• **THE PROBLEM**:
Omit images. Retype all entries verbatim.

--- Start ---

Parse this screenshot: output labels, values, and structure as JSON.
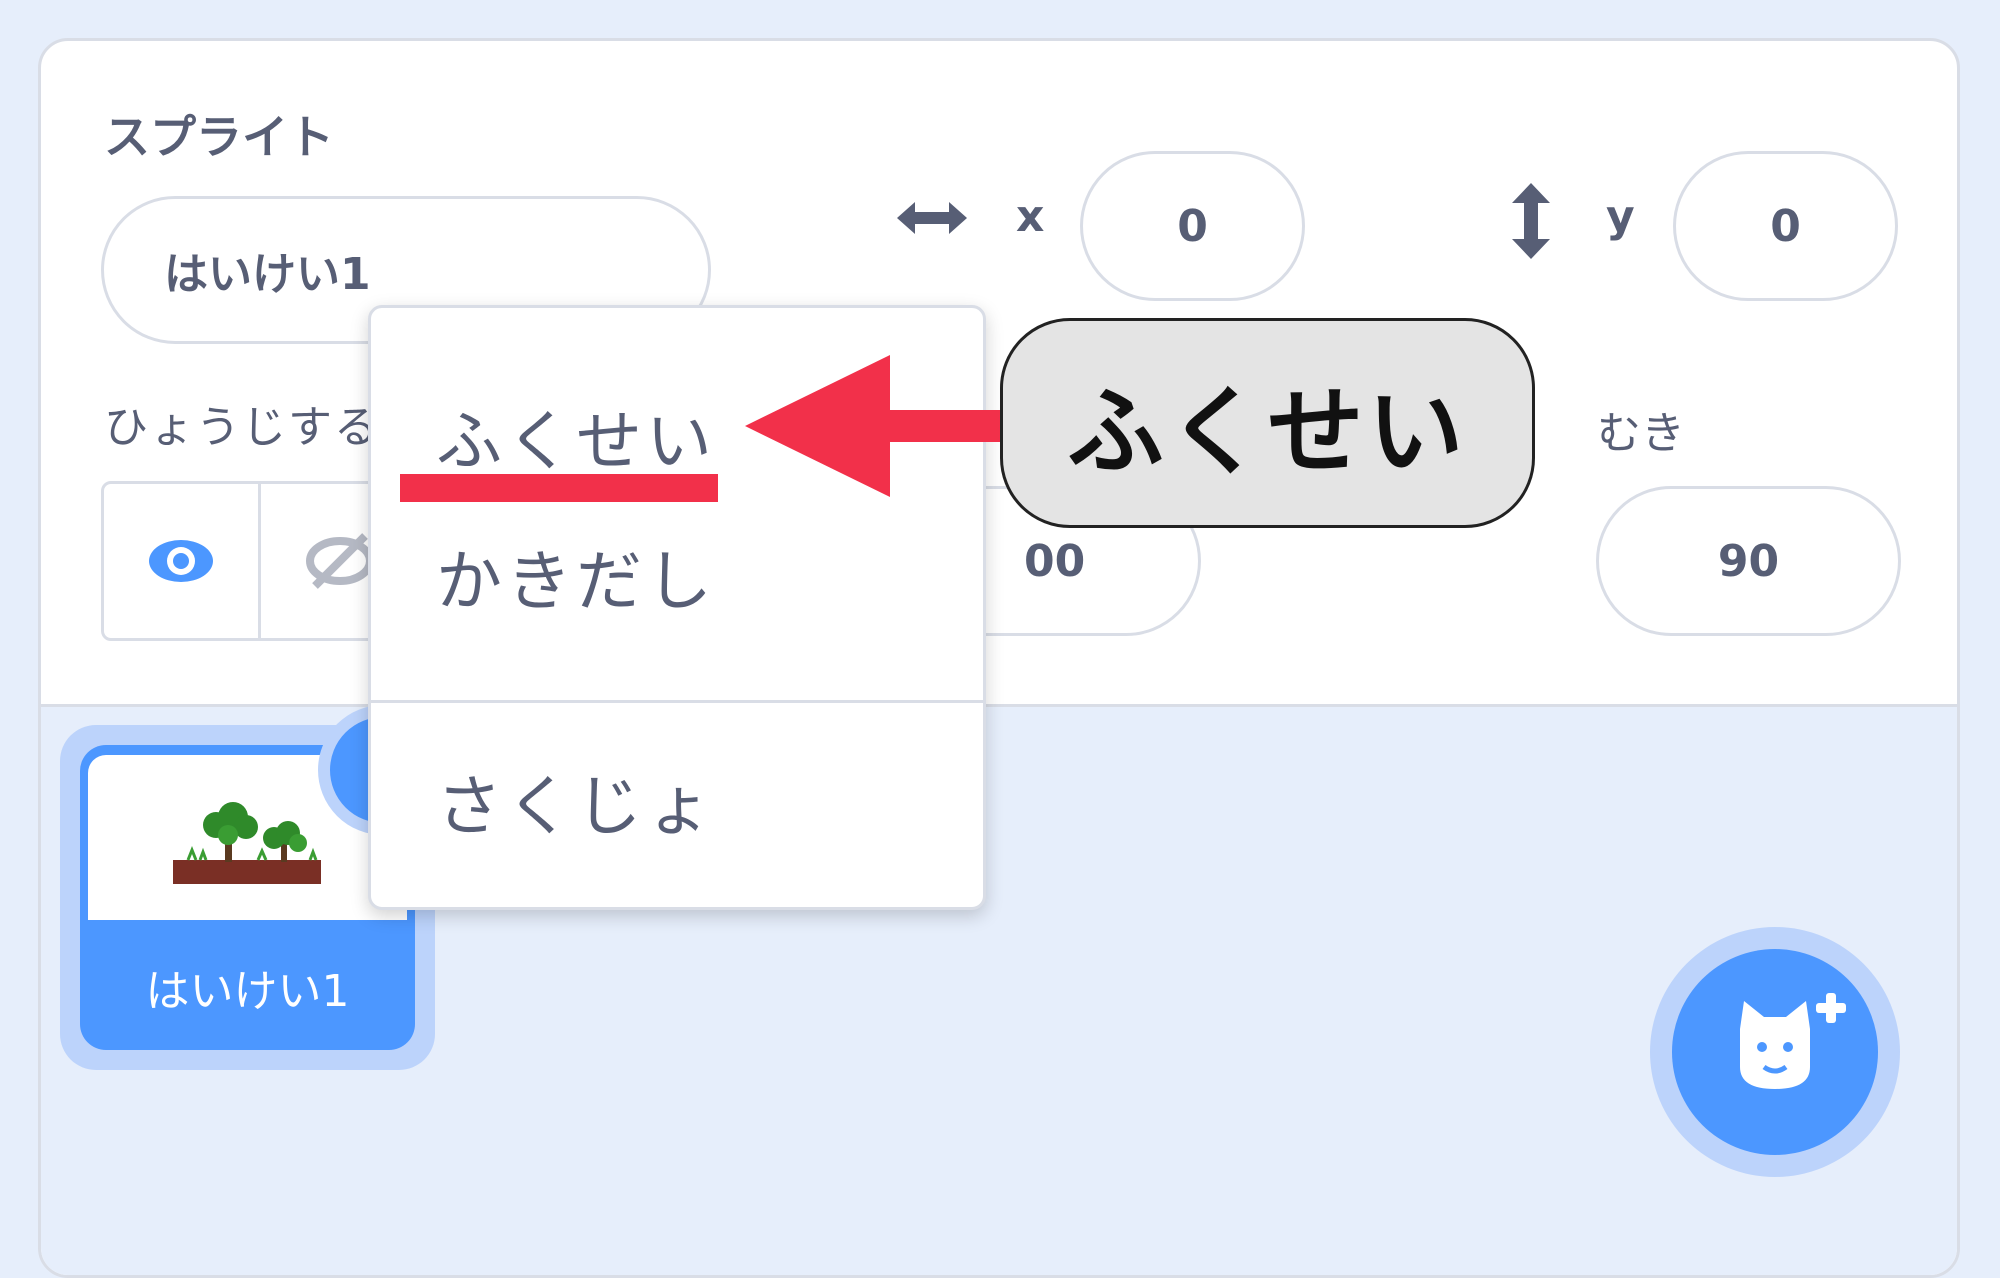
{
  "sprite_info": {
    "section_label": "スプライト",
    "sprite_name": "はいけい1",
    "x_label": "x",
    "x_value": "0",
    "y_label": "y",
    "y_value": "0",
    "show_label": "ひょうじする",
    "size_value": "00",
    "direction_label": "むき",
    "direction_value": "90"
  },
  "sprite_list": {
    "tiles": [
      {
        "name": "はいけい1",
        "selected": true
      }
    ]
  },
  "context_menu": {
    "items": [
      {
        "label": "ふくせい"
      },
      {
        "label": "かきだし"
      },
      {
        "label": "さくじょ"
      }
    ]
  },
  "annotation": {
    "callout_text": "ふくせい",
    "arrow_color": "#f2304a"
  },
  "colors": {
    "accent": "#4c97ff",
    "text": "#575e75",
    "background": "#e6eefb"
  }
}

--- End ---

• **RESPONSE TO THIS EXERCISE**:
Parse this screenshot: output labels, values, and structure as JSON.
{
  "sprite_info": {
    "section_label": "スプライト",
    "sprite_name": "はいけい1",
    "x_label": "x",
    "x_value": "0",
    "y_label": "y",
    "y_value": "0",
    "show_label": "ひょうじする",
    "size_value": "00",
    "direction_label": "むき",
    "direction_value": "90"
  },
  "sprite_list": {
    "tiles": [
      {
        "name": "はいけい1",
        "selected": true
      }
    ]
  },
  "context_menu": {
    "items": [
      {
        "label": "ふくせい"
      },
      {
        "label": "かきだし"
      },
      {
        "label": "さくじょ"
      }
    ]
  },
  "annotation": {
    "callout_text": "ふくせい",
    "arrow_color": "#f2304a"
  },
  "colors": {
    "accent": "#4c97ff",
    "text": "#575e75",
    "background": "#e6eefb"
  }
}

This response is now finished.